| Exercise description |
Type out the records that follow, exactly as given.

## START Given data

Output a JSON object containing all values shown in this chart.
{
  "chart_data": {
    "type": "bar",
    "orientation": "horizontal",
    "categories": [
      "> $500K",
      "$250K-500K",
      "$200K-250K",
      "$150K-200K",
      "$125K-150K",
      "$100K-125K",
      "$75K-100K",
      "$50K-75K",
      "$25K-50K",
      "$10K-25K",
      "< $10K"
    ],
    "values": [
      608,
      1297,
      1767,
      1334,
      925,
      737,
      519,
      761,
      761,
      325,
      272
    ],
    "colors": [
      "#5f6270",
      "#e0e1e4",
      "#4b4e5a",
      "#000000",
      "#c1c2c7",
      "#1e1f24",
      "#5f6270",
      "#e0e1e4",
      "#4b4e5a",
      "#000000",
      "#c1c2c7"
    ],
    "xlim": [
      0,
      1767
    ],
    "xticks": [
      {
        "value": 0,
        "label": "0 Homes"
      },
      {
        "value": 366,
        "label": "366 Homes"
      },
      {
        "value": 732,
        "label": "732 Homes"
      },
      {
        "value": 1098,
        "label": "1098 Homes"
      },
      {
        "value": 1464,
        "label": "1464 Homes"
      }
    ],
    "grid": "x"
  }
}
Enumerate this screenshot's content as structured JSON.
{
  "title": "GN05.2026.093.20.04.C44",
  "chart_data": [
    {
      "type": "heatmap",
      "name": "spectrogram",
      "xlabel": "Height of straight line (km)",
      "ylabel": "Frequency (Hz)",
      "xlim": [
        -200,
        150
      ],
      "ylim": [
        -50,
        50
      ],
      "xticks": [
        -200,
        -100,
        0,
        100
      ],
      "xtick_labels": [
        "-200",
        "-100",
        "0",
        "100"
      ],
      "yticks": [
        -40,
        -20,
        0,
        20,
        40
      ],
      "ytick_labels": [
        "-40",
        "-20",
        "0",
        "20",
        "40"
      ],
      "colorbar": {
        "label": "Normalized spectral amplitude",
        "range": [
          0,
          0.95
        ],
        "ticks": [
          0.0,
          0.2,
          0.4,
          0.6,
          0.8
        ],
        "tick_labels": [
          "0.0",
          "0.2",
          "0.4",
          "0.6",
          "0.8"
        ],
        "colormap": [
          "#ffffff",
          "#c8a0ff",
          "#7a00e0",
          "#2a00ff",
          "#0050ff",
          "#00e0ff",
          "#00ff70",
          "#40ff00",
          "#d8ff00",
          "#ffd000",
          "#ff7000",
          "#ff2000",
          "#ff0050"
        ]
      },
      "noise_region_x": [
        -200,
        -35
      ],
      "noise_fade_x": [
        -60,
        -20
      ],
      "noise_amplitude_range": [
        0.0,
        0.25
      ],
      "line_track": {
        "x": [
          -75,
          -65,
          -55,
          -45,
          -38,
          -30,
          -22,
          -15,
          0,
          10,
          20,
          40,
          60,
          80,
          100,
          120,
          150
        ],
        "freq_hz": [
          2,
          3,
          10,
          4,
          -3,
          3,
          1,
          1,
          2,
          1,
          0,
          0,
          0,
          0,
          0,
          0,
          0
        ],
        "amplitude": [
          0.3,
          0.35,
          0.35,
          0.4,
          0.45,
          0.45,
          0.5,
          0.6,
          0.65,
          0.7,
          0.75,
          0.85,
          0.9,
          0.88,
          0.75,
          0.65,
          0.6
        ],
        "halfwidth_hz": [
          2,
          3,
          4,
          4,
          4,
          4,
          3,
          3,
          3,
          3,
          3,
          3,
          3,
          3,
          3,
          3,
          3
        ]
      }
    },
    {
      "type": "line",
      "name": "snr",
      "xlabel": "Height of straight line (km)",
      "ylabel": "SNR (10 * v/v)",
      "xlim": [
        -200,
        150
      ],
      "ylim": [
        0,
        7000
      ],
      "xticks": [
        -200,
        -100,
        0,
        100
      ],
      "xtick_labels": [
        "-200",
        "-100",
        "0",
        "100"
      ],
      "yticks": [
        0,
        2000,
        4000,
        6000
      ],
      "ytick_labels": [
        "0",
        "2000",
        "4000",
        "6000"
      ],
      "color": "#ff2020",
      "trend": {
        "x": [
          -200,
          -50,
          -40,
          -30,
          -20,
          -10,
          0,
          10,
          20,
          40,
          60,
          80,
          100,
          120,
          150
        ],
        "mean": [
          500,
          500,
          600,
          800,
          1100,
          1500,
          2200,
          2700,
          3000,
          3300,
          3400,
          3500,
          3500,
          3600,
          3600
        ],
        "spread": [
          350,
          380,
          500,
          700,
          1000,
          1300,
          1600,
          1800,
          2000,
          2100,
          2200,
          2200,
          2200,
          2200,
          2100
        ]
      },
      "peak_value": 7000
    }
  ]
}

## END Given data

| Result of this exercise |
Output a JSON object containing all values shown in this chart.
{
  "chart_data": {
    "type": "bar",
    "orientation": "horizontal",
    "categories": [
      "> $500K",
      "$250K-500K",
      "$200K-250K",
      "$150K-200K",
      "$125K-150K",
      "$100K-125K",
      "$75K-100K",
      "$50K-75K",
      "$25K-50K",
      "$10K-25K",
      "< $10K"
    ],
    "values": [
      608,
      1297,
      1767,
      1334,
      925,
      737,
      519,
      761,
      761,
      325,
      272
    ],
    "colors": [
      "#5f6270",
      "#e0e1e4",
      "#4b4e5a",
      "#000000",
      "#c1c2c7",
      "#1e1f24",
      "#5f6270",
      "#e0e1e4",
      "#4b4e5a",
      "#000000",
      "#c1c2c7"
    ],
    "xlim": [
      0,
      1767
    ],
    "xticks": [
      {
        "value": 0,
        "label": "0 Homes"
      },
      {
        "value": 366,
        "label": "366 Homes"
      },
      {
        "value": 732,
        "label": "732 Homes"
      },
      {
        "value": 1098,
        "label": "1098 Homes"
      },
      {
        "value": 1464,
        "label": "1464 Homes"
      }
    ],
    "grid": "x"
  }
}
Enumerate this screenshot's content as structured JSON.
{
  "title": "GN05.2026.093.20.04.C44",
  "chart_data": [
    {
      "type": "heatmap",
      "name": "spectrogram",
      "xlabel": "Height of straight line (km)",
      "ylabel": "Frequency (Hz)",
      "xlim": [
        -200,
        150
      ],
      "ylim": [
        -50,
        50
      ],
      "xticks": [
        -200,
        -100,
        0,
        100
      ],
      "xtick_labels": [
        "-200",
        "-100",
        "0",
        "100"
      ],
      "yticks": [
        -40,
        -20,
        0,
        20,
        40
      ],
      "ytick_labels": [
        "-40",
        "-20",
        "0",
        "20",
        "40"
      ],
      "colorbar": {
        "label": "Normalized spectral amplitude",
        "range": [
          0,
          0.95
        ],
        "ticks": [
          0.0,
          0.2,
          0.4,
          0.6,
          0.8
        ],
        "tick_labels": [
          "0.0",
          "0.2",
          "0.4",
          "0.6",
          "0.8"
        ],
        "colormap": [
          "#ffffff",
          "#c8a0ff",
          "#7a00e0",
          "#2a00ff",
          "#0050ff",
          "#00e0ff",
          "#00ff70",
          "#40ff00",
          "#d8ff00",
          "#ffd000",
          "#ff7000",
          "#ff2000",
          "#ff0050"
        ]
      },
      "noise_region_x": [
        -200,
        -35
      ],
      "noise_fade_x": [
        -60,
        -20
      ],
      "noise_amplitude_range": [
        0.0,
        0.25
      ],
      "line_track": {
        "x": [
          -75,
          -65,
          -55,
          -45,
          -38,
          -30,
          -22,
          -15,
          0,
          10,
          20,
          40,
          60,
          80,
          100,
          120,
          150
        ],
        "freq_hz": [
          2,
          3,
          10,
          4,
          -3,
          3,
          1,
          1,
          2,
          1,
          0,
          0,
          0,
          0,
          0,
          0,
          0
        ],
        "amplitude": [
          0.3,
          0.35,
          0.35,
          0.4,
          0.45,
          0.45,
          0.5,
          0.6,
          0.65,
          0.7,
          0.75,
          0.85,
          0.9,
          0.88,
          0.75,
          0.65,
          0.6
        ],
        "halfwidth_hz": [
          2,
          3,
          4,
          4,
          4,
          4,
          3,
          3,
          3,
          3,
          3,
          3,
          3,
          3,
          3,
          3,
          3
        ]
      }
    },
    {
      "type": "line",
      "name": "snr",
      "xlabel": "Height of straight line (km)",
      "ylabel": "SNR (10 * v/v)",
      "xlim": [
        -200,
        150
      ],
      "ylim": [
        0,
        7000
      ],
      "xticks": [
        -200,
        -100,
        0,
        100
      ],
      "xtick_labels": [
        "-200",
        "-100",
        "0",
        "100"
      ],
      "yticks": [
        0,
        2000,
        4000,
        6000
      ],
      "ytick_labels": [
        "0",
        "2000",
        "4000",
        "6000"
      ],
      "color": "#ff2020",
      "trend": {
        "x": [
          -200,
          -50,
          -40,
          -30,
          -20,
          -10,
          0,
          10,
          20,
          40,
          60,
          80,
          100,
          120,
          150
        ],
        "mean": [
          500,
          500,
          600,
          800,
          1100,
          1500,
          2200,
          2700,
          3000,
          3300,
          3400,
          3500,
          3500,
          3600,
          3600
        ],
        "spread": [
          350,
          380,
          500,
          700,
          1000,
          1300,
          1600,
          1800,
          2000,
          2100,
          2200,
          2200,
          2200,
          2200,
          2100
        ]
      },
      "peak_value": 7000
    }
  ]
}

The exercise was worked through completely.